> [What you will do]
Reproduce the whole listing, character for character.

+ + +

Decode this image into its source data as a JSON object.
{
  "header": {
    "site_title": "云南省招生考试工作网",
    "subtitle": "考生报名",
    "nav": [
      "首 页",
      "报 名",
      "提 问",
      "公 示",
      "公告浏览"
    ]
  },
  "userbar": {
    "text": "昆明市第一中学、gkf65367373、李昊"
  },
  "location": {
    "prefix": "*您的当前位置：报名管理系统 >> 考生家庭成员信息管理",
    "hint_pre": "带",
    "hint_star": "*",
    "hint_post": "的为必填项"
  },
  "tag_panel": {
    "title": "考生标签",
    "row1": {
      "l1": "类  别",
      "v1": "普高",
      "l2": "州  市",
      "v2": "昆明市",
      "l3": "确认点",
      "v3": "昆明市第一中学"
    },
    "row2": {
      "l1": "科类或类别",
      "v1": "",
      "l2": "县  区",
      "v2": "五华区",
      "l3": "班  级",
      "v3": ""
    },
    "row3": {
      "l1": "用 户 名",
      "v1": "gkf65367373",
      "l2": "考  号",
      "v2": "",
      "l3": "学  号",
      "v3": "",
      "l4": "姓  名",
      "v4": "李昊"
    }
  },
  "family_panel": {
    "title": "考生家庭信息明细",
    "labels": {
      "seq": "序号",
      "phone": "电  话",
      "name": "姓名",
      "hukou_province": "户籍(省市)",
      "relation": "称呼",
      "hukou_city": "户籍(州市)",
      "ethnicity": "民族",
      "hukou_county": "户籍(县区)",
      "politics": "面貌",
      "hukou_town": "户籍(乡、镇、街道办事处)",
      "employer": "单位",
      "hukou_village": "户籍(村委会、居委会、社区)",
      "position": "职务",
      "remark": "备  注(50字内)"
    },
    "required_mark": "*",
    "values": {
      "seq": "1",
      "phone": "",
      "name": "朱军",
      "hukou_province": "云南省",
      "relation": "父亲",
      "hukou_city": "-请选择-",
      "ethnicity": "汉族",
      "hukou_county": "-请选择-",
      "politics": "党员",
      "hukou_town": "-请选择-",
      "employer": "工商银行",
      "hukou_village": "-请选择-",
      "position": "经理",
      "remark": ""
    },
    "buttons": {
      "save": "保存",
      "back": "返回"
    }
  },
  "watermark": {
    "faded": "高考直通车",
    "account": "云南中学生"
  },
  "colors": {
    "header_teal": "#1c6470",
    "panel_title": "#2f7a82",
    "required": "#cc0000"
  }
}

+ + +

> [Solution below]
Decode this image into its source data as a JSON object.
{
  "header": {
    "site_title": "云南省招生考试工作网",
    "subtitle": "考生报名",
    "nav": [
      "首 页",
      "报 名",
      "提 问",
      "公 示",
      "公告浏览"
    ]
  },
  "userbar": {
    "text": "昆明市第一中学、gkf65367373、李昊"
  },
  "location": {
    "prefix": "*您的当前位置：报名管理系统 >> 考生家庭成员信息管理",
    "hint_pre": "带",
    "hint_star": "*",
    "hint_post": "的为必填项"
  },
  "tag_panel": {
    "title": "考生标签",
    "row1": {
      "l1": "类  别",
      "v1": "普高",
      "l2": "州  市",
      "v2": "昆明市",
      "l3": "确认点",
      "v3": "昆明市第一中学"
    },
    "row2": {
      "l1": "科类或类别",
      "v1": "",
      "l2": "县  区",
      "v2": "五华区",
      "l3": "班  级",
      "v3": ""
    },
    "row3": {
      "l1": "用 户 名",
      "v1": "gkf65367373",
      "l2": "考  号",
      "v2": "",
      "l3": "学  号",
      "v3": "",
      "l4": "姓  名",
      "v4": "李昊"
    }
  },
  "family_panel": {
    "title": "考生家庭信息明细",
    "labels": {
      "seq": "序号",
      "phone": "电  话",
      "name": "姓名",
      "hukou_province": "户籍(省市)",
      "relation": "称呼",
      "hukou_city": "户籍(州市)",
      "ethnicity": "民族",
      "hukou_county": "户籍(县区)",
      "politics": "面貌",
      "hukou_town": "户籍(乡、镇、街道办事处)",
      "employer": "单位",
      "hukou_village": "户籍(村委会、居委会、社区)",
      "position": "职务",
      "remark": "备  注(50字内)"
    },
    "required_mark": "*",
    "values": {
      "seq": "1",
      "phone": "",
      "name": "朱军",
      "hukou_province": "云南省",
      "relation": "父亲",
      "hukou_city": "-请选择-",
      "ethnicity": "汉族",
      "hukou_county": "-请选择-",
      "politics": "党员",
      "hukou_town": "-请选择-",
      "employer": "工商银行",
      "hukou_village": "-请选择-",
      "position": "经理",
      "remark": ""
    },
    "buttons": {
      "save": "保存",
      "back": "返回"
    }
  },
  "watermark": {
    "faded": "高考直通车",
    "account": "云南中学生"
  },
  "colors": {
    "header_teal": "#1c6470",
    "panel_title": "#2f7a82",
    "required": "#cc0000"
  }
}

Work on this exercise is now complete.